Monitoring Data Quality
Ensuring high data quality during primary data collection involves anticipating everything that can go wrong, and preparing a comprehensive data quality assurance plan to handle these issues. Monitoring data quality from the field is an important part of this broader data quality assurance plan, and involves the following - communication and reporting, field monitoring, minimizing attrition, and real-time data quality checks. Each of these steps allow the research team to identify and correct these issues by using feedback from multiple rounds of piloting, re-training enumerators accordingly, and reviewing and re-drafting protocols for efficient field management.
Read First
- This page covers the various aspects of monitoring data quality in the field, and is part of the wider data quality assurance plan.
- The research team should discuss steps for monitoring data quality as part of field management.
- The field teams, comprising field coordinators (FCs), supervisors, and field managers, should regularly monitor data quality during field data collection.
- The field teams should communicate clearly with other members of the team, as well as with enumerators, and focus on minimizing attrition.
- Attrition occurs when some study participants leave in the middle of an impact evaluation.
- Run daily data quality checks, including back checks, high frequency checks and identity checks.
- Testing for all different issues that may arise in a survey can be time-consuming. Identify and focus on the issues that are most likely to affect the results.
Communication and Reporting
During data collection, the field teams are responsible for monitoring data quality in the field. It is therefore important to ensure proper communication, both within the team, as well as with the respondents. The structure of the field team is given below (see Figure 1):
- Field coordinators (FCs): The field coordinators (FCs) oversee the overall process of field data collection. They receive feedback from the supervisors and suggests ways to make necessary changes in the process of data collection. They also share survey progress reports and observations with supervisors.
- Survey coordinators: The survey coordinators coordinate with the supervisors and data quality checkers on a regular basis to review the quality of data that is collected.
- Data quality checkers: The data quality checkers carry out regular checks, such as back checks and high frequency checks to identify problems in the data that is shared by enumerators. If there are any issues in the collected data, they share the feedback with the survey coordinators.
- Supervisors: The supervisors monitor the work of the enumerators and communicate with them to resolve any issues that the enumerators might be facing. They share this feedback with the FCs.
- Enumerators: The enumerators are responsible for asking the questions to the respondents through interviews. These interviews can be in the form of computer-assisted personal interviews (CAPI), phone interviews (or CATI), or pen-and-paper personal interviews (PAPI).
Keep these guidelines in mind to ensure proper communication and reporting during data collection:
- Set up a good feedback mechanism. The field teams should meet at the end of everyday to share experiences and challenges faced. Use an instant-messaging platform for communication within the team. The field team can store these conversations in a shared folder online, so that everyone can revisit the discussions later.

# # # # #

→ **WHAT YOU WILL DO**
A. Using the page on monitoring data quality, answer these questions:
(i) What does the page say attrition is?
(ii) Whom do the supervisors share their feedback with?
(iii) What three forms can the enumerators' interviews take?
B. Identify every line in the entries that contains the string "Sales", and copy each of those lines.

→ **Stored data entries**
# # # # #

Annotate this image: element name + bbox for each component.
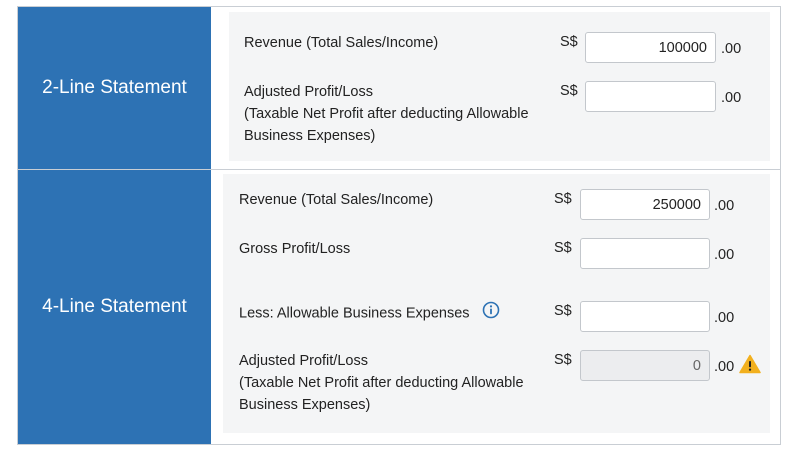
four-line-statement-title: 4-Line Statement: [18, 170, 211, 444]
adjusted-profit-output: [580, 350, 710, 381]
currency-label: S$: [554, 352, 572, 368]
adjusted-profit-label-line2: (Taxable Net Profit after deducting Allo…: [244, 106, 529, 122]
adjusted-profit-label: Adjusted Profit/Loss (Taxable Net Profit…: [244, 81, 529, 147]
adjusted-profit-label-line3: Business Expenses): [244, 128, 376, 144]
info-icon[interactable]: [482, 301, 500, 326]
revenue-label: Revenue (Total Sales/Income): [244, 35, 439, 51]
currency-label: S$: [560, 34, 578, 50]
decimals-label: .00: [721, 90, 742, 106]
adjusted-profit-input[interactable]: [585, 81, 716, 112]
two-line-statement-title: 2-Line Statement: [18, 7, 211, 169]
adjusted-profit-label-line3: Business Expenses): [239, 397, 371, 413]
adjusted-profit-label-line1: Adjusted Profit/Loss: [244, 84, 373, 100]
currency-label: S$: [554, 303, 572, 319]
two-line-statement-section: 2-Line Statement Revenue (Total Sales/In…: [17, 6, 781, 169]
revenue-input[interactable]: [585, 32, 716, 63]
revenue-input[interactable]: [580, 189, 710, 220]
decimals-label: .00: [714, 247, 735, 263]
allowable-expenses-label-row: Less: Allowable Business Expenses: [239, 301, 500, 326]
currency-label: S$: [554, 240, 572, 256]
currency-label: S$: [560, 83, 578, 99]
decimals-label: .00: [721, 41, 742, 57]
adjusted-profit-label: Adjusted Profit/Loss (Taxable Net Profit…: [239, 350, 524, 416]
four-line-statement-panel: Revenue (Total Sales/Income) S$ .00 Gros…: [223, 174, 770, 433]
allowable-expenses-label: Less: Allowable Business Expenses: [239, 305, 470, 322]
four-line-statement-section: 4-Line Statement Revenue (Total Sales/In…: [17, 169, 781, 445]
decimals-label: .00: [714, 310, 735, 326]
allowable-expenses-input[interactable]: [580, 301, 710, 332]
decimals-label: .00: [714, 198, 735, 214]
warning-icon[interactable]: [739, 354, 761, 379]
two-line-statement-panel: Revenue (Total Sales/Income) S$ .00 Adju…: [229, 12, 770, 161]
currency-label: S$: [554, 191, 572, 207]
adjusted-profit-label-line2: (Taxable Net Profit after deducting Allo…: [239, 375, 524, 391]
adjusted-profit-label-line1: Adjusted Profit/Loss: [239, 353, 368, 369]
gross-profit-input[interactable]: [580, 238, 710, 269]
revenue-label: Revenue (Total Sales/Income): [239, 192, 434, 208]
decimals-label: .00: [714, 359, 735, 375]
gross-profit-label: Gross Profit/Loss: [239, 241, 351, 257]
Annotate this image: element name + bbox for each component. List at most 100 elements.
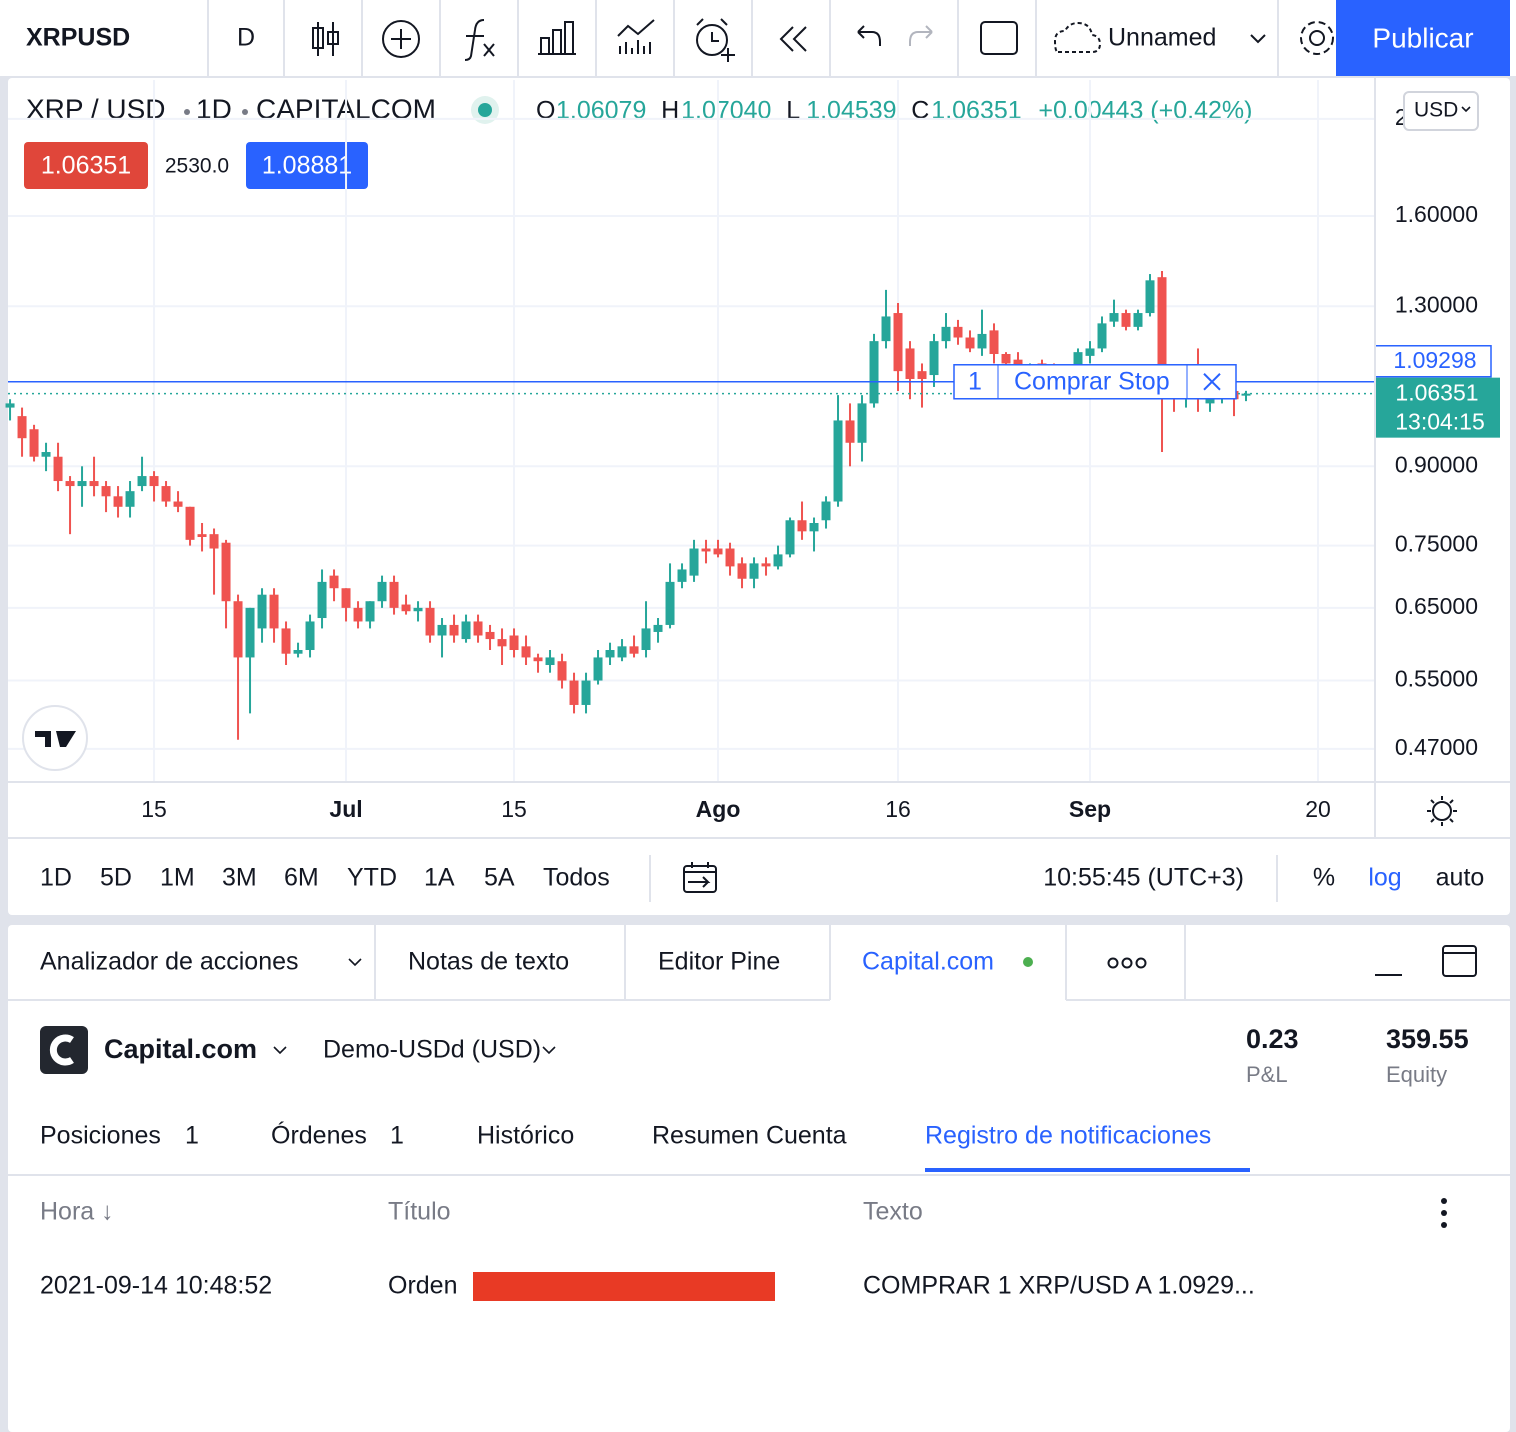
candle-body <box>569 680 579 705</box>
tab[interactable]: Editor Pine <box>658 948 780 976</box>
order-tag[interactable] <box>953 364 1237 400</box>
candle-body <box>905 348 915 379</box>
change: +0.00443 (+0.42%) <box>1038 97 1252 125</box>
chevron <box>1461 106 1471 113</box>
tab[interactable]: Analizador de acciones <box>40 948 299 976</box>
y-tick-label: 0.55000 <box>1395 666 1478 692</box>
y-tick-label: 0.90000 <box>1395 451 1478 477</box>
indicators-icon[interactable] <box>464 19 495 61</box>
pnl-label: P&L <box>1246 1062 1288 1087</box>
layout-icon[interactable] <box>980 21 1018 55</box>
y-tick-label: 1.30000 <box>1395 291 1478 317</box>
chevron[interactable] <box>1250 34 1266 44</box>
percent-toggle[interactable]: % <box>1313 864 1335 892</box>
candle-body <box>785 520 795 555</box>
chevron[interactable] <box>542 1046 556 1055</box>
chevron[interactable] <box>273 1046 287 1055</box>
candle-body <box>233 601 243 658</box>
undo-icon[interactable] <box>857 25 881 46</box>
maximize-icon[interactable] <box>1442 945 1477 977</box>
candle-body <box>1205 399 1215 404</box>
candle-body <box>941 326 951 342</box>
candle-body <box>893 313 903 372</box>
candle-body <box>641 628 651 651</box>
candle-body <box>497 639 507 647</box>
tradingview-logo[interactable] <box>22 705 88 771</box>
subtab[interactable]: Histórico <box>477 1122 574 1150</box>
interval-button[interactable]: D <box>237 24 255 52</box>
clock[interactable]: 10:55:45 (UTC+3) <box>1043 864 1244 892</box>
x-tick-label: Ago <box>696 796 741 822</box>
equity-value: 359.55 <box>1386 1024 1469 1054</box>
publish-button[interactable] <box>1336 0 1510 76</box>
column-header[interactable]: Hora ↓ <box>40 1198 114 1226</box>
candle-body <box>965 337 975 349</box>
range-button[interactable]: YTD <box>347 864 397 892</box>
currency-button[interactable] <box>1403 91 1479 131</box>
subtab-active[interactable]: Registro de notificaciones <box>925 1122 1211 1150</box>
range-button[interactable]: 5A <box>484 864 515 892</box>
candle-body <box>953 326 963 338</box>
subtab[interactable]: Resumen Cuenta <box>652 1122 847 1150</box>
candle-body <box>509 635 519 651</box>
ohlc-label: L <box>786 97 800 125</box>
symbol[interactable]: XRPUSD <box>26 24 130 52</box>
x-tick-label: 20 <box>1305 796 1331 822</box>
range-button[interactable]: 3M <box>222 864 257 892</box>
sell-button[interactable] <box>24 142 148 189</box>
settings-icon[interactable] <box>1300 21 1334 55</box>
account[interactable]: Demo-USDd (USD) <box>323 1036 541 1064</box>
buy-button[interactable] <box>246 142 368 189</box>
range-button[interactable]: 6M <box>284 864 319 892</box>
range-button[interactable]: 1A <box>424 864 455 892</box>
axis-settings-icon[interactable] <box>1427 796 1457 826</box>
buy-price[interactable]: 1.08881 <box>262 152 352 180</box>
candle-body <box>1109 313 1119 322</box>
strategy-icon[interactable] <box>617 19 655 54</box>
subtab-count: 1 <box>185 1122 199 1150</box>
range-button[interactable]: 1D <box>40 864 72 892</box>
range-button[interactable]: 5D <box>100 864 132 892</box>
broker[interactable]: Capital.com <box>104 1034 257 1064</box>
candle-body <box>365 601 375 622</box>
candle-body <box>389 581 399 608</box>
alert-icon[interactable] <box>696 18 735 62</box>
y-tick-label: 1.60000 <box>1395 201 1478 227</box>
range-button[interactable]: 1M <box>160 864 195 892</box>
chart-panel <box>8 78 1510 915</box>
order-cancel[interactable] <box>1203 373 1221 391</box>
tab[interactable]: Notas de texto <box>408 948 569 976</box>
subtab[interactable]: Órdenes <box>271 1121 367 1150</box>
candle-body <box>257 594 267 629</box>
candle-body <box>197 534 207 537</box>
date-range-icon[interactable] <box>683 862 717 893</box>
tradingview-mark <box>35 731 76 747</box>
sell-price[interactable]: 1.06351 <box>41 152 131 180</box>
templates-icon[interactable] <box>538 21 576 55</box>
candle-body <box>761 563 771 567</box>
compare-icon[interactable] <box>382 20 420 58</box>
candle-body <box>161 486 171 502</box>
subtab[interactable]: Posiciones <box>40 1122 161 1150</box>
tab-active[interactable]: Capital.com <box>862 948 994 976</box>
currency[interactable]: USD <box>1414 99 1458 122</box>
redo-icon[interactable] <box>909 25 933 46</box>
more-icon[interactable] <box>1107 957 1147 969</box>
candle-body <box>329 575 339 589</box>
log-toggle[interactable]: log <box>1368 864 1401 892</box>
replay-icon[interactable] <box>779 26 807 52</box>
publish-label[interactable]: Publicar <box>1372 22 1473 53</box>
layout-name[interactable]: Unnamed <box>1108 24 1216 52</box>
dot <box>184 109 190 115</box>
chart-type-icon[interactable] <box>312 22 339 56</box>
range-button[interactable]: Todos <box>543 864 610 892</box>
chevron[interactable] <box>348 958 362 967</box>
candle-body <box>41 452 51 457</box>
candle-body <box>737 563 747 579</box>
countdown: 13:04:15 <box>1395 409 1485 435</box>
last-price-box <box>1375 377 1500 438</box>
auto-toggle[interactable]: auto <box>1436 864 1485 892</box>
ohlc-legend: O 1.06079 H 1.07040 L 1.04539 C 1.06351 +0.00443… <box>536 97 1252 125</box>
table-menu[interactable] <box>1441 1198 1447 1228</box>
candle-body <box>401 604 411 612</box>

# # # # #

→ **LIST OF SOLUTIONS**
A.
(i) Attrition occurs when some study participants leave in the middle of an impact evaluation.
(ii) They share it with the field coordinators (FCs).
(iii) Computer-assisted personal interviews (CAPI), phone interviews (CATI), and pen-and-paper personal interviews (PAPI).

B.
revenue-label: Revenue (Total Sales/Income): [244, 35, 439, 51]
two-line-statement-section: 2-Line Statement Revenue (Total Sales/In…: [17, 6, 781, 169]
four-line-statement-panel: Revenue (Total Sales/Income) S$ .00 Gros…: [223, 174, 770, 433]
four-line-statement-section: 4-Line Statement Revenue (Total Sales/In…: [17, 169, 781, 445]
two-line-statement-panel: Revenue (Total Sales/Income) S$ .00 Adju…: [229, 12, 770, 161]
revenue-label: Revenue (Total Sales/Income): [239, 192, 434, 208]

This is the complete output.